Figure content listings.
----------------------------------------
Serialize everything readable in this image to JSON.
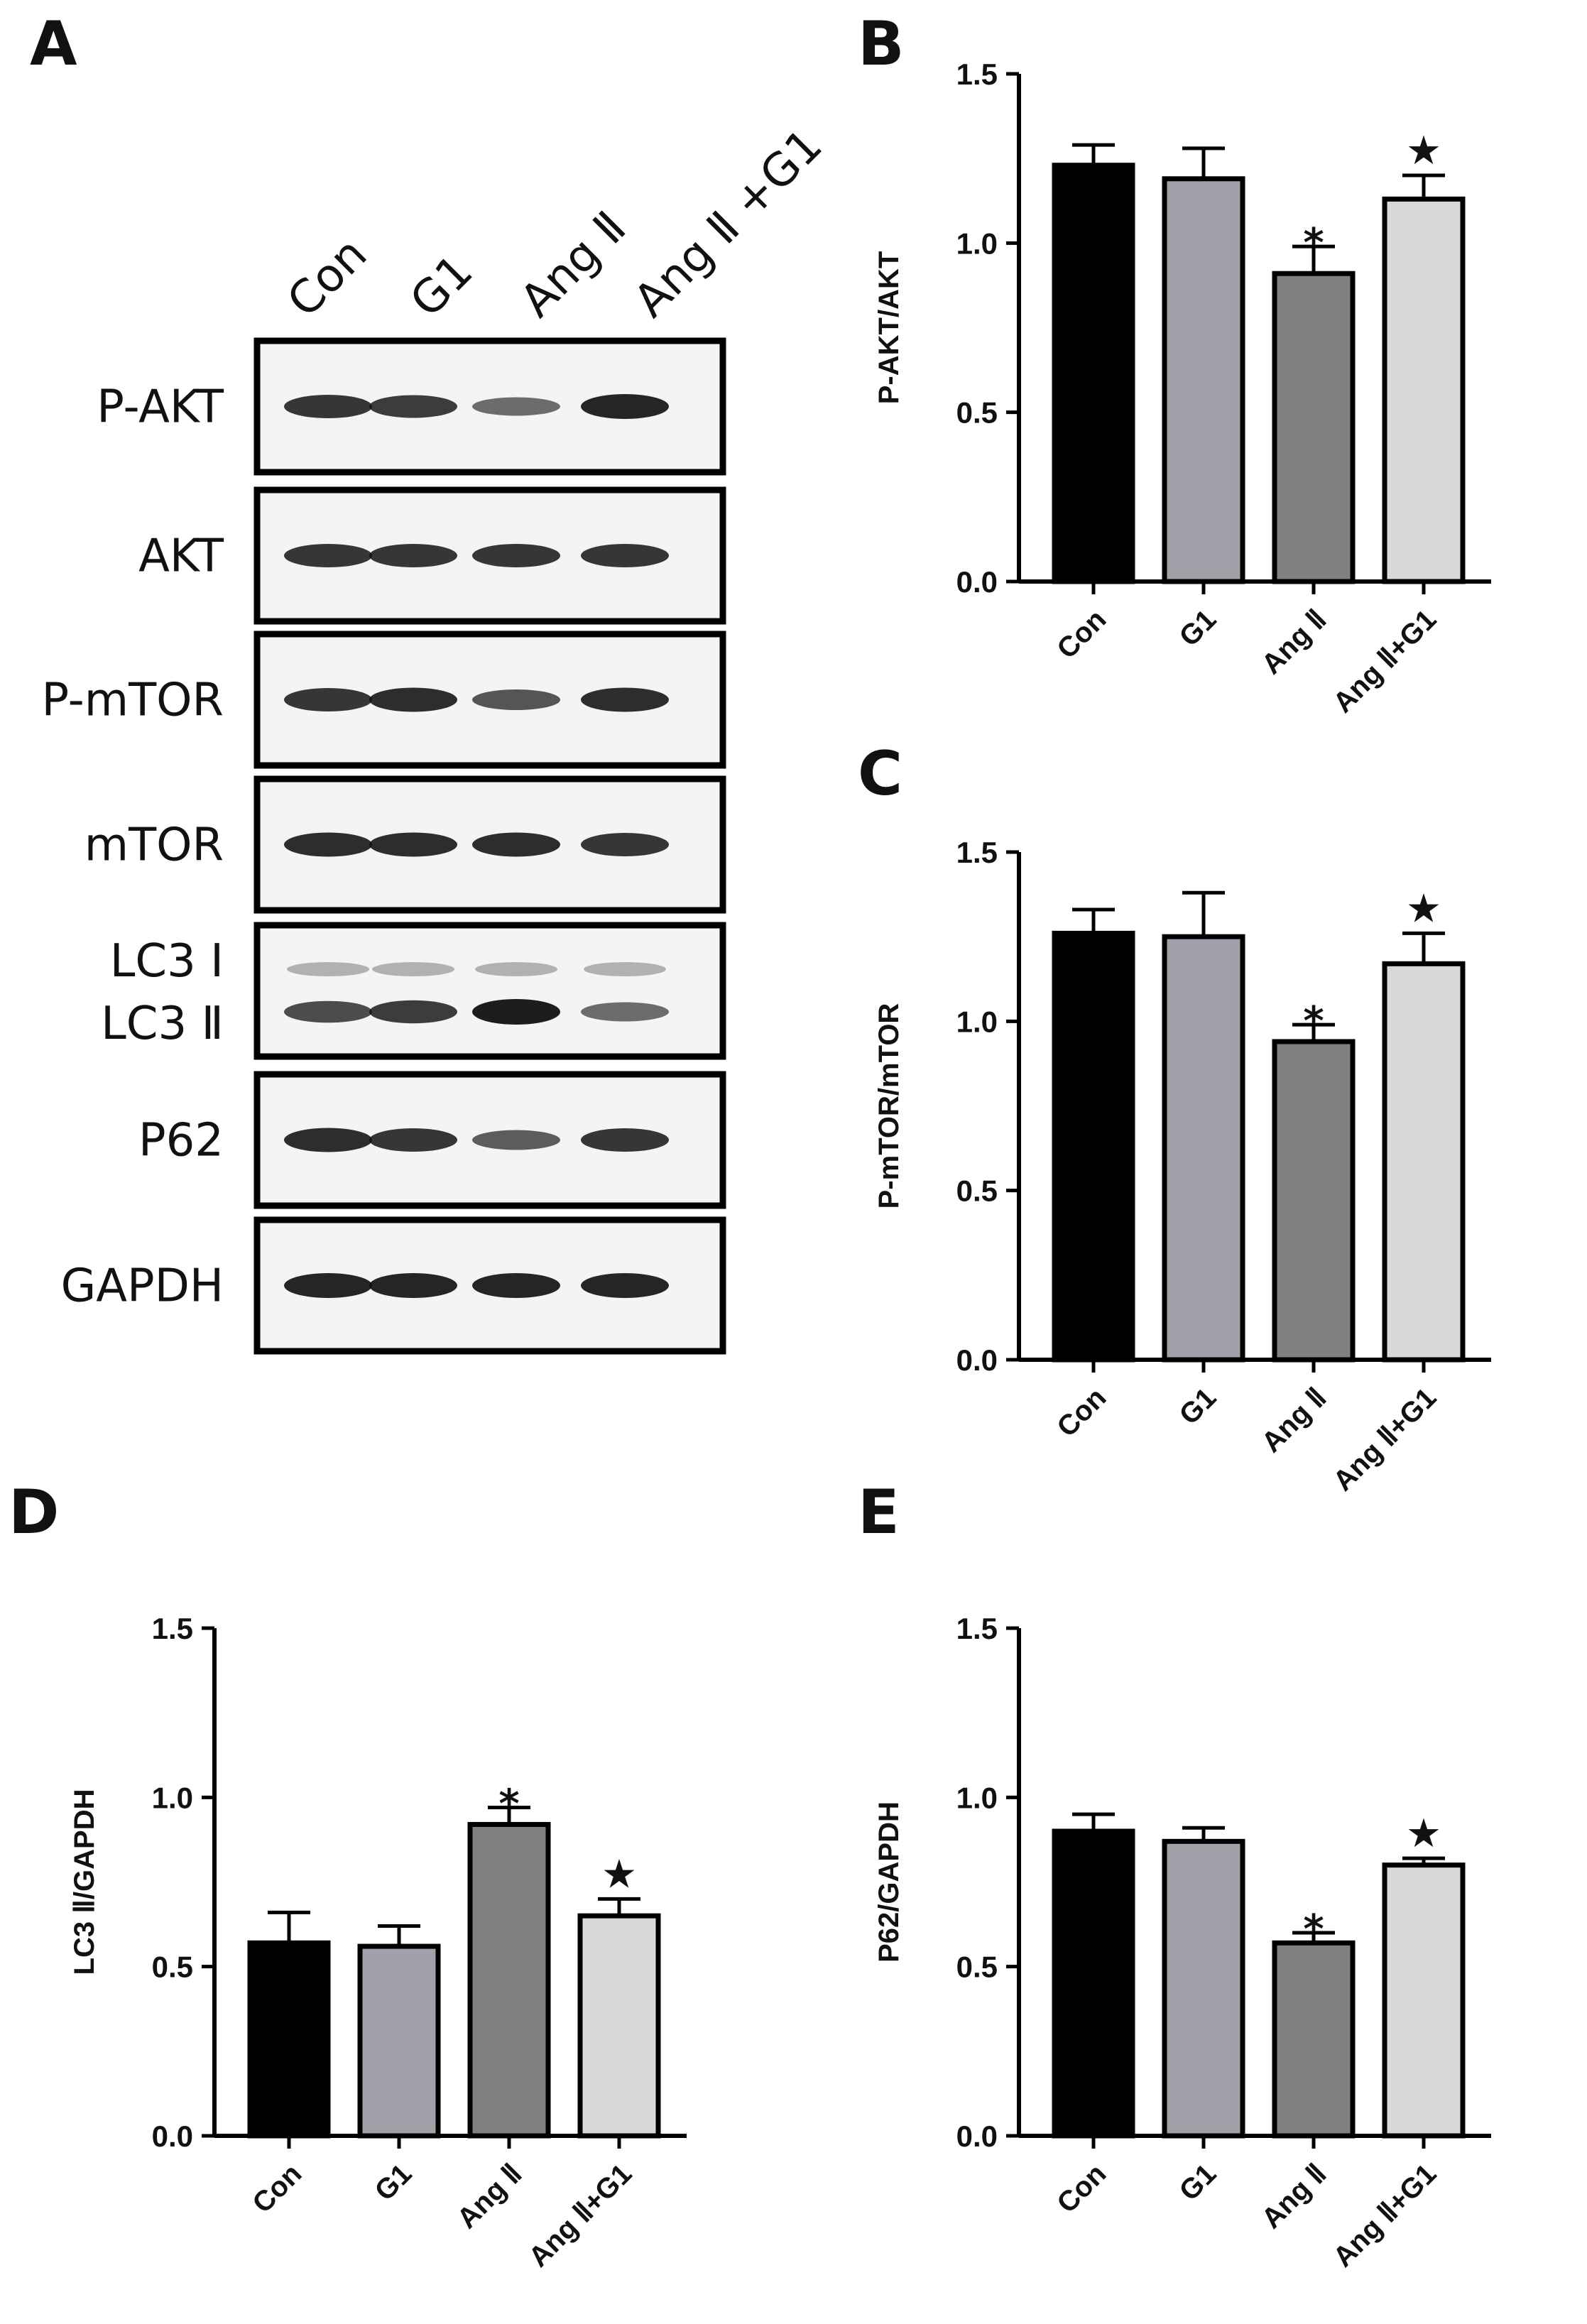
{
  "panels": {
    "A": "A",
    "B": "B",
    "C": "C",
    "D": "D",
    "E": "E"
  },
  "blot": {
    "lanes": [
      "Con",
      "G1",
      "Ang Ⅱ",
      "Ang Ⅱ +G1"
    ],
    "rows": [
      {
        "label": "P-AKT",
        "band_intensity": [
          0.85,
          0.8,
          0.5,
          0.95
        ]
      },
      {
        "label": "AKT",
        "band_intensity": [
          0.85,
          0.85,
          0.85,
          0.85
        ]
      },
      {
        "label": "P-mTOR",
        "band_intensity": [
          0.85,
          0.9,
          0.65,
          0.9
        ]
      },
      {
        "label": "mTOR",
        "band_intensity": [
          0.9,
          0.9,
          0.9,
          0.85
        ]
      },
      {
        "label": "LC3 Ⅰ",
        "label2": "LC3 Ⅱ",
        "band_intensity": [
          0.7,
          0.8,
          1.0,
          0.5
        ]
      },
      {
        "label": "P62",
        "band_intensity": [
          0.9,
          0.85,
          0.6,
          0.85
        ]
      },
      {
        "label": "GAPDH",
        "band_intensity": [
          0.95,
          0.95,
          0.95,
          0.95
        ]
      }
    ]
  },
  "chart_data": [
    {
      "panel": "B",
      "type": "bar",
      "categories": [
        "Con",
        "G1",
        "Ang Ⅱ",
        "Ang Ⅱ+G1"
      ],
      "values": [
        1.23,
        1.19,
        0.91,
        1.13
      ],
      "errors": [
        0.06,
        0.09,
        0.08,
        0.07
      ],
      "significance": [
        "",
        "",
        "*",
        "★"
      ],
      "ylabel": "P-AKT/AKT",
      "ylim": [
        0,
        1.5
      ],
      "yticks": [
        "0.0",
        "0.5",
        "1.0",
        "1.5"
      ],
      "colors": [
        "#000000",
        "#a0a0a8",
        "#808080",
        "#d8d8d8"
      ]
    },
    {
      "panel": "C",
      "type": "bar",
      "categories": [
        "Con",
        "G1",
        "Ang Ⅱ",
        "Ang Ⅱ+G1"
      ],
      "values": [
        1.26,
        1.25,
        0.94,
        1.17
      ],
      "errors": [
        0.07,
        0.13,
        0.05,
        0.09
      ],
      "significance": [
        "",
        "",
        "*",
        "★"
      ],
      "ylabel": "P-mTOR/mTOR",
      "ylim": [
        0,
        1.5
      ],
      "yticks": [
        "0.0",
        "0.5",
        "1.0",
        "1.5"
      ],
      "colors": [
        "#000000",
        "#a0a0a8",
        "#808080",
        "#d8d8d8"
      ]
    },
    {
      "panel": "D",
      "type": "bar",
      "categories": [
        "Con",
        "G1",
        "Ang Ⅱ",
        "Ang Ⅱ+G1"
      ],
      "values": [
        0.57,
        0.56,
        0.92,
        0.65
      ],
      "errors": [
        0.09,
        0.06,
        0.05,
        0.05
      ],
      "significance": [
        "",
        "",
        "*",
        "★"
      ],
      "ylabel": "LC3 Ⅱ/GAPDH",
      "ylim": [
        0,
        1.5
      ],
      "yticks": [
        "0.0",
        "0.5",
        "1.0",
        "1.5"
      ],
      "colors": [
        "#000000",
        "#a0a0a8",
        "#808080",
        "#d8d8d8"
      ]
    },
    {
      "panel": "E",
      "type": "bar",
      "categories": [
        "Con",
        "G1",
        "Ang Ⅱ",
        "Ang Ⅱ+G1"
      ],
      "values": [
        0.9,
        0.87,
        0.57,
        0.8
      ],
      "errors": [
        0.05,
        0.04,
        0.03,
        0.02
      ],
      "significance": [
        "",
        "",
        "*",
        "★"
      ],
      "ylabel": "P62/GAPDH",
      "ylim": [
        0,
        1.5
      ],
      "yticks": [
        "0.0",
        "0.5",
        "1.0",
        "1.5"
      ],
      "colors": [
        "#000000",
        "#a0a0a8",
        "#808080",
        "#d8d8d8"
      ]
    }
  ]
}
----------------------------------------
Task details.
Reproduce the records, all of them, word for word; omit the pictures.

Task result.
Serialize everything readable in this image to JSON.
{
  "panels": {
    "A": "A",
    "B": "B",
    "C": "C",
    "D": "D",
    "E": "E"
  },
  "blot": {
    "lanes": [
      "Con",
      "G1",
      "Ang Ⅱ",
      "Ang Ⅱ +G1"
    ],
    "rows": [
      {
        "label": "P-AKT",
        "band_intensity": [
          0.85,
          0.8,
          0.5,
          0.95
        ]
      },
      {
        "label": "AKT",
        "band_intensity": [
          0.85,
          0.85,
          0.85,
          0.85
        ]
      },
      {
        "label": "P-mTOR",
        "band_intensity": [
          0.85,
          0.9,
          0.65,
          0.9
        ]
      },
      {
        "label": "mTOR",
        "band_intensity": [
          0.9,
          0.9,
          0.9,
          0.85
        ]
      },
      {
        "label": "LC3 Ⅰ",
        "label2": "LC3 Ⅱ",
        "band_intensity": [
          0.7,
          0.8,
          1.0,
          0.5
        ]
      },
      {
        "label": "P62",
        "band_intensity": [
          0.9,
          0.85,
          0.6,
          0.85
        ]
      },
      {
        "label": "GAPDH",
        "band_intensity": [
          0.95,
          0.95,
          0.95,
          0.95
        ]
      }
    ]
  },
  "chart_data": [
    {
      "panel": "B",
      "type": "bar",
      "categories": [
        "Con",
        "G1",
        "Ang Ⅱ",
        "Ang Ⅱ+G1"
      ],
      "values": [
        1.23,
        1.19,
        0.91,
        1.13
      ],
      "errors": [
        0.06,
        0.09,
        0.08,
        0.07
      ],
      "significance": [
        "",
        "",
        "*",
        "★"
      ],
      "ylabel": "P-AKT/AKT",
      "ylim": [
        0,
        1.5
      ],
      "yticks": [
        "0.0",
        "0.5",
        "1.0",
        "1.5"
      ],
      "colors": [
        "#000000",
        "#a0a0a8",
        "#808080",
        "#d8d8d8"
      ]
    },
    {
      "panel": "C",
      "type": "bar",
      "categories": [
        "Con",
        "G1",
        "Ang Ⅱ",
        "Ang Ⅱ+G1"
      ],
      "values": [
        1.26,
        1.25,
        0.94,
        1.17
      ],
      "errors": [
        0.07,
        0.13,
        0.05,
        0.09
      ],
      "significance": [
        "",
        "",
        "*",
        "★"
      ],
      "ylabel": "P-mTOR/mTOR",
      "ylim": [
        0,
        1.5
      ],
      "yticks": [
        "0.0",
        "0.5",
        "1.0",
        "1.5"
      ],
      "colors": [
        "#000000",
        "#a0a0a8",
        "#808080",
        "#d8d8d8"
      ]
    },
    {
      "panel": "D",
      "type": "bar",
      "categories": [
        "Con",
        "G1",
        "Ang Ⅱ",
        "Ang Ⅱ+G1"
      ],
      "values": [
        0.57,
        0.56,
        0.92,
        0.65
      ],
      "errors": [
        0.09,
        0.06,
        0.05,
        0.05
      ],
      "significance": [
        "",
        "",
        "*",
        "★"
      ],
      "ylabel": "LC3 Ⅱ/GAPDH",
      "ylim": [
        0,
        1.5
      ],
      "yticks": [
        "0.0",
        "0.5",
        "1.0",
        "1.5"
      ],
      "colors": [
        "#000000",
        "#a0a0a8",
        "#808080",
        "#d8d8d8"
      ]
    },
    {
      "panel": "E",
      "type": "bar",
      "categories": [
        "Con",
        "G1",
        "Ang Ⅱ",
        "Ang Ⅱ+G1"
      ],
      "values": [
        0.9,
        0.87,
        0.57,
        0.8
      ],
      "errors": [
        0.05,
        0.04,
        0.03,
        0.02
      ],
      "significance": [
        "",
        "",
        "*",
        "★"
      ],
      "ylabel": "P62/GAPDH",
      "ylim": [
        0,
        1.5
      ],
      "yticks": [
        "0.0",
        "0.5",
        "1.0",
        "1.5"
      ],
      "colors": [
        "#000000",
        "#a0a0a8",
        "#808080",
        "#d8d8d8"
      ]
    }
  ]
}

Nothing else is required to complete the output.